PAGE EXCERPT.

§

The Bally Sports Regional Networks are a group of regional sports networks in the United States owned by Diamond Sports Group, a joint-venture company of the Sinclair Broadcast Group and Entertainment Studios. The  naming rights to the network were sold to casino operator Bally's Corporation.

The networks were formerly known as Fox Sports Networks and operated by News Corporation for most of their existence. They were acquired by Diamond Sports from The Walt Disney Company in 2019, as Disney was required to divest them by the U.S. Department of Justice as a condition of their own acquisition of 21st Century Fox.

Launched on March 31, 2021, the networks carry regional broadcasts of sporting events from various professional, collegiate and high school sports teams. Through 19 owned-and-operated networks and several other affiliates, Bally Sports programming is available to all or part of at least 45 states, with the only notable lack of coverage existing in the Philadelphia media market, Northern California, and most of New England.

§

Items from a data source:
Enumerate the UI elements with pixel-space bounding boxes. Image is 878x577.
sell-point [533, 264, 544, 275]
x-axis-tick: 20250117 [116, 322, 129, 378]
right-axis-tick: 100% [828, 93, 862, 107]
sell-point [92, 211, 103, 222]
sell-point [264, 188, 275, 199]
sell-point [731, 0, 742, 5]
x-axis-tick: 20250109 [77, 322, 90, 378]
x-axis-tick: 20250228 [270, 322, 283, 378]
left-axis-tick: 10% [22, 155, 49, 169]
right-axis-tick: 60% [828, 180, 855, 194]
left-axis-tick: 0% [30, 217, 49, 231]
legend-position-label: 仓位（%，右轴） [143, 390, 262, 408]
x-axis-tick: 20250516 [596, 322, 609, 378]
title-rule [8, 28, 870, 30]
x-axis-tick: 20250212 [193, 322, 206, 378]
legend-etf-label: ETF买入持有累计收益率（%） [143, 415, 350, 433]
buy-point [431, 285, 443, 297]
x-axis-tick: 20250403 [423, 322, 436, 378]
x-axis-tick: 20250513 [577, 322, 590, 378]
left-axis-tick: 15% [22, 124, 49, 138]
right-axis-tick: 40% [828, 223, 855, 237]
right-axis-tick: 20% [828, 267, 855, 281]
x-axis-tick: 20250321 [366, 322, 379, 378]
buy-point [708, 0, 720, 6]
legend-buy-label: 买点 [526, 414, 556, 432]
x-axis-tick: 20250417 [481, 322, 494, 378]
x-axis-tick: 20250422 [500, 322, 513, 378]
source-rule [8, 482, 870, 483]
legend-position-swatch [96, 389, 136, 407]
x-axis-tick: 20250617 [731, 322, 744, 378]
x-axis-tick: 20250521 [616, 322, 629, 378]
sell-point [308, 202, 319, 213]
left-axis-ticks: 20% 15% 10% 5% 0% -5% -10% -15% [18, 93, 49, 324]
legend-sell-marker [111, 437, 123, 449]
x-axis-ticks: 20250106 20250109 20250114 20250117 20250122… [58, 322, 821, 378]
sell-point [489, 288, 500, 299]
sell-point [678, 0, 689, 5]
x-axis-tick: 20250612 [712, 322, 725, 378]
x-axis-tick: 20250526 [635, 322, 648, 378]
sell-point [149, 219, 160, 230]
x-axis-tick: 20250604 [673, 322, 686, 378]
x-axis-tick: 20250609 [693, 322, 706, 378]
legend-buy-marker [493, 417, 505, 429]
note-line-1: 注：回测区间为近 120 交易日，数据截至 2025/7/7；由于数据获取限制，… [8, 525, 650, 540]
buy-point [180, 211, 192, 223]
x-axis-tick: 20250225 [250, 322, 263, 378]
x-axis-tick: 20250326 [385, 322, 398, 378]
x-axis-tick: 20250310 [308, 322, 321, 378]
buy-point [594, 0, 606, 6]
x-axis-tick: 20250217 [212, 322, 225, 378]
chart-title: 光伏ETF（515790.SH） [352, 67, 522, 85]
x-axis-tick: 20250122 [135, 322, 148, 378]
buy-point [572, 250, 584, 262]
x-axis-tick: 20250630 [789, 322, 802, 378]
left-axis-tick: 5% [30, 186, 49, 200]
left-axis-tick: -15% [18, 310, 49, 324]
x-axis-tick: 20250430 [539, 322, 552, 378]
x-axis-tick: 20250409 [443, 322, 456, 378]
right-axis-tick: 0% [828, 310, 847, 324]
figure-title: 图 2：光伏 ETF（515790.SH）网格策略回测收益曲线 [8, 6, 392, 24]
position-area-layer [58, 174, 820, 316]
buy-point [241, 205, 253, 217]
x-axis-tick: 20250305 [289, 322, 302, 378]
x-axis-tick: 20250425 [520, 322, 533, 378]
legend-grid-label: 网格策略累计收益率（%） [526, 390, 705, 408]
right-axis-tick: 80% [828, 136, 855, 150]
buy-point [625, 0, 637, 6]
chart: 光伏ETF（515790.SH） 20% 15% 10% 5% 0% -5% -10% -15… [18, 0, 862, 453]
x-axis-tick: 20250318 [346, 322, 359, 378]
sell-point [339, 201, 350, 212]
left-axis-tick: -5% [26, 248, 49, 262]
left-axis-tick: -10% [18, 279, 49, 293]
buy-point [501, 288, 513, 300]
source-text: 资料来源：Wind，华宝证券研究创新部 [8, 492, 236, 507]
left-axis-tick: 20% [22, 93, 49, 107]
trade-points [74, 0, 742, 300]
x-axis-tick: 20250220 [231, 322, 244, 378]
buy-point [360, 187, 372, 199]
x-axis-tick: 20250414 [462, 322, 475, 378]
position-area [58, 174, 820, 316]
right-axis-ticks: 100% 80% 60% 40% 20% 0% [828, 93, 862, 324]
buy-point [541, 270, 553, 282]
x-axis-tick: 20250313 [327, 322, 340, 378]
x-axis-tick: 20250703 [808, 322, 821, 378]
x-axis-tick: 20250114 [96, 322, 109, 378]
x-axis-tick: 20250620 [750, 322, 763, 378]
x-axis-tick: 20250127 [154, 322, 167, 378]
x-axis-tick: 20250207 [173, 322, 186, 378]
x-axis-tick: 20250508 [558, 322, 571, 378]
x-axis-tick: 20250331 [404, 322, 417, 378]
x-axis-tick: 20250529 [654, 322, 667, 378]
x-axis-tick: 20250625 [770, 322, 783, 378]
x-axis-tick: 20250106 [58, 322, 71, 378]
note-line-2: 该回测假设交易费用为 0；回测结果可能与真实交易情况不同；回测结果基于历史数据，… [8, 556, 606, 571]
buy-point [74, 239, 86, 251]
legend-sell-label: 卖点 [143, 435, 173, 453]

§

Carry on the passage about the Bally Sports Regional Networks, beginning after its last sentence.

History

Beginnings

The networks of Bally Sports have a long history, with the origins of several of the networks dating to the 1980s and 1990s, as affiliates of the Prime Network (and to a lesser degree SportsChannel). In 1996, News Corporation and Liberty Media (the owner of Prime Network) announced that the Prime Sports networks would be rebranded under the new "Fox Sports Net" brand; the Prime Sports-branded affiliates were officially relaunched as Fox Sports Net on November 1 of that year. In 1997, News Corp and Liberty Media also purchased a 40% stake in Cablevision/NBC's SportsChannel networks which led those networks being rebranded as part of Fox Sports Net in early 1998 and bringing the total number of owned or affiliate networks to 18. In the years that followed, a series of other acquisitions and launches of new networks (along with a few closures) resulted in 22 owned and operated networks.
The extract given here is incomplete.